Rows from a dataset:
[start]

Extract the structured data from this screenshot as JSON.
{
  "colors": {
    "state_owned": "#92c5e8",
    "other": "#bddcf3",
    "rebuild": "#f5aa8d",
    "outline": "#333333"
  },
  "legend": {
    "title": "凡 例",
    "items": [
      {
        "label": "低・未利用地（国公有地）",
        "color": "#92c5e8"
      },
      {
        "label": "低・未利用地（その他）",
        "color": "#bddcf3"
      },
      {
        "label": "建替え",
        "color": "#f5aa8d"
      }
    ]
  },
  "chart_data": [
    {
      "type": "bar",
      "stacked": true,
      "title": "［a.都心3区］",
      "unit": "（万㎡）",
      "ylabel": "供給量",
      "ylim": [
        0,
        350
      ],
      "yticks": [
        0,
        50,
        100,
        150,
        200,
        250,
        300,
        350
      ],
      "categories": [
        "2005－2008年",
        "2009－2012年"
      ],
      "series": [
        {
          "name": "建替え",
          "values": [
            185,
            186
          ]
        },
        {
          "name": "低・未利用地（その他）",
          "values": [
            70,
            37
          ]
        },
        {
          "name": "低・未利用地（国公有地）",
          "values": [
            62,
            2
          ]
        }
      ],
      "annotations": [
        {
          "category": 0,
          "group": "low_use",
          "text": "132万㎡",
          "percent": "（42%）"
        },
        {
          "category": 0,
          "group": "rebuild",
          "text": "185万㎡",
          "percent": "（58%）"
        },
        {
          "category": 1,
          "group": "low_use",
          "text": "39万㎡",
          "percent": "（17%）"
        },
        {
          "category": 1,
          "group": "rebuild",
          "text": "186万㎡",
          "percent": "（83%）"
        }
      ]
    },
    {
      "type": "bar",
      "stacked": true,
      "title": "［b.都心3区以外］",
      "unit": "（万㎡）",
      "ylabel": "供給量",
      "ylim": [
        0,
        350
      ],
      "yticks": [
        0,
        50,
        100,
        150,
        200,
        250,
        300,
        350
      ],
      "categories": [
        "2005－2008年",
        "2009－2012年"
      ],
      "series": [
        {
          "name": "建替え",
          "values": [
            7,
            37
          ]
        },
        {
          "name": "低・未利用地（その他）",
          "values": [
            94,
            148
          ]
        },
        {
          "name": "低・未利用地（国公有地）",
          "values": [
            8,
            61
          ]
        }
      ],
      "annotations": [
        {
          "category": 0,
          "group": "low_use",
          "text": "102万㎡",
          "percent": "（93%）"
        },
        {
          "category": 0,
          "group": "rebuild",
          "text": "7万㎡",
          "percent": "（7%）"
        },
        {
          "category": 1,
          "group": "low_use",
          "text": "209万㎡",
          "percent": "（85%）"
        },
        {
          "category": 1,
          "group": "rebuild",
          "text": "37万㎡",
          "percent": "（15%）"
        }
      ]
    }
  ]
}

[end]

Set down each entry again, unchanged.

=== CORRECT OUTPUT ===
Extract the structured data from this screenshot as JSON.
{
  "colors": {
    "state_owned": "#92c5e8",
    "other": "#bddcf3",
    "rebuild": "#f5aa8d",
    "outline": "#333333"
  },
  "legend": {
    "title": "凡 例",
    "items": [
      {
        "label": "低・未利用地（国公有地）",
        "color": "#92c5e8"
      },
      {
        "label": "低・未利用地（その他）",
        "color": "#bddcf3"
      },
      {
        "label": "建替え",
        "color": "#f5aa8d"
      }
    ]
  },
  "chart_data": [
    {
      "type": "bar",
      "stacked": true,
      "title": "［a.都心3区］",
      "unit": "（万㎡）",
      "ylabel": "供給量",
      "ylim": [
        0,
        350
      ],
      "yticks": [
        0,
        50,
        100,
        150,
        200,
        250,
        300,
        350
      ],
      "categories": [
        "2005－2008年",
        "2009－2012年"
      ],
      "series": [
        {
          "name": "建替え",
          "values": [
            185,
            186
          ]
        },
        {
          "name": "低・未利用地（その他）",
          "values": [
            70,
            37
          ]
        },
        {
          "name": "低・未利用地（国公有地）",
          "values": [
            62,
            2
          ]
        }
      ],
      "annotations": [
        {
          "category": 0,
          "group": "low_use",
          "text": "132万㎡",
          "percent": "（42%）"
        },
        {
          "category": 0,
          "group": "rebuild",
          "text": "185万㎡",
          "percent": "（58%）"
        },
        {
          "category": 1,
          "group": "low_use",
          "text": "39万㎡",
          "percent": "（17%）"
        },
        {
          "category": 1,
          "group": "rebuild",
          "text": "186万㎡",
          "percent": "（83%）"
        }
      ]
    },
    {
      "type": "bar",
      "stacked": true,
      "title": "［b.都心3区以外］",
      "unit": "（万㎡）",
      "ylabel": "供給量",
      "ylim": [
        0,
        350
      ],
      "yticks": [
        0,
        50,
        100,
        150,
        200,
        250,
        300,
        350
      ],
      "categories": [
        "2005－2008年",
        "2009－2012年"
      ],
      "series": [
        {
          "name": "建替え",
          "values": [
            7,
            37
          ]
        },
        {
          "name": "低・未利用地（その他）",
          "values": [
            94,
            148
          ]
        },
        {
          "name": "低・未利用地（国公有地）",
          "values": [
            8,
            61
          ]
        }
      ],
      "annotations": [
        {
          "category": 0,
          "group": "low_use",
          "text": "102万㎡",
          "percent": "（93%）"
        },
        {
          "category": 0,
          "group": "rebuild",
          "text": "7万㎡",
          "percent": "（7%）"
        },
        {
          "category": 1,
          "group": "low_use",
          "text": "209万㎡",
          "percent": "（85%）"
        },
        {
          "category": 1,
          "group": "rebuild",
          "text": "37万㎡",
          "percent": "（15%）"
        }
      ]
    }
  ]
}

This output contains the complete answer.